**文書抜粋:**
================

公正証書遺言を作成するより費用が安く、これまで遺言書の作成など考えたこともない若い世代の人にも利用しやすい制度となっています。
50代以下の方は死亡率も低いことから遺言書を作成しない方がほとんどです。しかし、若い世代の方がもし亡くなった場合、相続人が未成年者ということが多くあり、未成年者が相続人の相続手続きはとても大変です。
遺言書を残す手間とは比べられないほどの負担を家族に残さないためにも、「子供ができたらとりあえず遺言」というくらいのハードルの低さで自筆証書遺言の保管制度を利用してほしいと思います。
作成までの流れ・必要な書類
公正証書遺言の場合
遺言を作る方(遺言者)から直接お話しをうかがいます。
相続財産と推定相続人を調査します。
遺言書の原案を当職が作ります。
遺言者が希望する相続等が実現できるように、繰り返し内容を検討します。
遺言書案と資料を公証人へ送り遺言公正証書案にしてもらいます。
公証人から送られた遺言公正証書案を遺言者が確認します。
公正証書を作成する日時を決め、作成費用をお知らせします。
公証役場へ行くか、公証人に出張してもらい、遺言公正証書を作成してもらいます。

================

**データ抜粋:**
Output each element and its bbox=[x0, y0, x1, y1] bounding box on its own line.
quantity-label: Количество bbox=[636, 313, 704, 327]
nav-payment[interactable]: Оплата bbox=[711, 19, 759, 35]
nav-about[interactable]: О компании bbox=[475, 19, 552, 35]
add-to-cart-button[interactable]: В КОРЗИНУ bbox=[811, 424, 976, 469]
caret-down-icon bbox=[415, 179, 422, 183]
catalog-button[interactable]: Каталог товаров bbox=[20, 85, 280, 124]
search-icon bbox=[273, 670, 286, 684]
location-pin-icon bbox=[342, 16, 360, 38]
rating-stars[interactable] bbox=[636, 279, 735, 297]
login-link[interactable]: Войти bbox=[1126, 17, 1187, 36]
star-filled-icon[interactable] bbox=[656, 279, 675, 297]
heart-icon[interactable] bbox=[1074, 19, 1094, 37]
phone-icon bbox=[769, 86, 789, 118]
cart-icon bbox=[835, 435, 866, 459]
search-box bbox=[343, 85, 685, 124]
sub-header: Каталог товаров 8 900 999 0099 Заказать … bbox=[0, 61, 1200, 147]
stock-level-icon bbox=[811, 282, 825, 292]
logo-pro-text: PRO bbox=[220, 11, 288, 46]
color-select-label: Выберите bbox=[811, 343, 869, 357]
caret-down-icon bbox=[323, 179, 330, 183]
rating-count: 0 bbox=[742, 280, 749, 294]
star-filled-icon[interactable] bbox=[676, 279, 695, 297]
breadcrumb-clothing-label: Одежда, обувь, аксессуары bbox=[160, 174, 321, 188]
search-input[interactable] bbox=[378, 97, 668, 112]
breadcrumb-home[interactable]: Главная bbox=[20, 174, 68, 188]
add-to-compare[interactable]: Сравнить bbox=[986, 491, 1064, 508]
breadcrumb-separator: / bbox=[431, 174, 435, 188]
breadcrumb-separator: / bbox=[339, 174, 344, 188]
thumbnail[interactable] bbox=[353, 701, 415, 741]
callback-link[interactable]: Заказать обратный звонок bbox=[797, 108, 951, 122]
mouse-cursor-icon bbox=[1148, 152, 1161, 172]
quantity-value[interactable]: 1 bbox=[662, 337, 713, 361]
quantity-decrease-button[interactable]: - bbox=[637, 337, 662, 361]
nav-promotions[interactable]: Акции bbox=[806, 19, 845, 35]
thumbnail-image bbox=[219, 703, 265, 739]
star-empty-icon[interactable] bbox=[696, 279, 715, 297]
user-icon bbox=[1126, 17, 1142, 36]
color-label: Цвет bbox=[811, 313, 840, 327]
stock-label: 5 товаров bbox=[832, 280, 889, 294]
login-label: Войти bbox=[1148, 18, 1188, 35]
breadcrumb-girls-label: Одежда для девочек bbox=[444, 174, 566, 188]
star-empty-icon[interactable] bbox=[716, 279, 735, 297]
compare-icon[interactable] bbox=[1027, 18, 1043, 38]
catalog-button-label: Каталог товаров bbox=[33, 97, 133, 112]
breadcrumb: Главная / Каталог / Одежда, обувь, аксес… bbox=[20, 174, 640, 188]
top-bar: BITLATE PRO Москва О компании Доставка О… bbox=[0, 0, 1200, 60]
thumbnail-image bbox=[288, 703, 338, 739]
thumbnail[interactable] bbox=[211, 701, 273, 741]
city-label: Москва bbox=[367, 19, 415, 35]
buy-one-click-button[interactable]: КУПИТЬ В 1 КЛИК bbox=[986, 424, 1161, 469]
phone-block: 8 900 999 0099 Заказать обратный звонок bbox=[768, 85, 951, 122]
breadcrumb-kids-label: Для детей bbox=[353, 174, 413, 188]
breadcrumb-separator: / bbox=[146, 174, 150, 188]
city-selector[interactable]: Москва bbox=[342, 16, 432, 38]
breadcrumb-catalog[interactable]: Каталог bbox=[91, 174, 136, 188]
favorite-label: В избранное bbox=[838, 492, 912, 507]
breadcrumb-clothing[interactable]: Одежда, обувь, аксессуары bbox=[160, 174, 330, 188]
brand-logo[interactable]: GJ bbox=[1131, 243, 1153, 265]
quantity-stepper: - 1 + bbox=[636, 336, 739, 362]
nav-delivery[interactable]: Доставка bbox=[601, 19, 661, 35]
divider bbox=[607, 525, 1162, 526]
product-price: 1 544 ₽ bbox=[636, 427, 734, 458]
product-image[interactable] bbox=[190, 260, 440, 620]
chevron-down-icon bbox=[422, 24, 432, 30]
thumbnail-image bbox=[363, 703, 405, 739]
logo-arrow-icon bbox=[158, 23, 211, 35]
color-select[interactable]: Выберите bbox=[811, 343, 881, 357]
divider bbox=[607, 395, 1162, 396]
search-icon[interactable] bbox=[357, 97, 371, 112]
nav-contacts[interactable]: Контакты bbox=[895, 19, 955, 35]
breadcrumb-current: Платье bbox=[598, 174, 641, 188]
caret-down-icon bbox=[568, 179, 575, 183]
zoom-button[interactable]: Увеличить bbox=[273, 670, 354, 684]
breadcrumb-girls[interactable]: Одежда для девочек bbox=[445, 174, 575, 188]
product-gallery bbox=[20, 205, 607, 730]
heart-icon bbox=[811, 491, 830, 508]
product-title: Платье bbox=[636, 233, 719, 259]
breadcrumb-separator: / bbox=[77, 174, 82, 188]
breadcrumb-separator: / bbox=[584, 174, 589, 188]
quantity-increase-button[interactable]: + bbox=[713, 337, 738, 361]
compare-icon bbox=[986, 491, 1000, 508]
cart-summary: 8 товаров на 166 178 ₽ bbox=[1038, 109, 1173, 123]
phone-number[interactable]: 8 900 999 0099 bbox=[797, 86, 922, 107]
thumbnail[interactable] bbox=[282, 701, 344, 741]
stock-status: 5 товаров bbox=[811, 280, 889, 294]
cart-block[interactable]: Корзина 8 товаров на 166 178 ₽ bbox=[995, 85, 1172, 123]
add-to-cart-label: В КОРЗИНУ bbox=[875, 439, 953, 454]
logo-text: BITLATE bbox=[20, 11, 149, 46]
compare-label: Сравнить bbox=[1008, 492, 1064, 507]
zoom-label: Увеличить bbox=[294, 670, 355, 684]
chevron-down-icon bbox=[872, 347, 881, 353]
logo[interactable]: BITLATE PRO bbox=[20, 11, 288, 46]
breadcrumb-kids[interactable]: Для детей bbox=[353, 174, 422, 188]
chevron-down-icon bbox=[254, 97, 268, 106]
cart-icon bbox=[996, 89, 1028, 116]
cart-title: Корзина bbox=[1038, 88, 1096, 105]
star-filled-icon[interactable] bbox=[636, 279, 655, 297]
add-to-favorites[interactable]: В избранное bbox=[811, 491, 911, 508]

================

**タスク目標:**
遺言書作成の流れを説明した文書抜粋の続きを、最後の文の直後から書き進めてください。

**期待される出力:**
※当職がお手伝いするのは【8】までです。
必要な書類
- 遺言者の身分証明書
(顔写真付き身分証明書または印鑑登録証明書) - 遺言者と相続人の続柄がわかる戸籍等
- 相続人以外に受遺者がいる場合は住民票
(法人の場合は資格証明書) - 不動産の登記事項証明書
- 不動産の固定資産評価証明書または課税証明書
- 預貯金の通帳のコピー
- 有価証券を特定できる資料
- 証人2名の身分証明書
保管制度を利用した自筆証書遺言の場合
遺言を作る方(遺言者)から直接お話しをうかがいます。
相続財産と推定相続人を調査します。
自筆証書遺言の原案を当職が作ります。
遺言者が希望される相続等が実現できるように、また、自筆証書遺言や保管制度の様式に合うようにアドバイスします。
遺言書案をもとに手書きで遺言書を作成してください。
予約をとって遺言書保管所(法務局)へ行き手続きを完了してください。
※当職がお手伝いするのは【4】までです。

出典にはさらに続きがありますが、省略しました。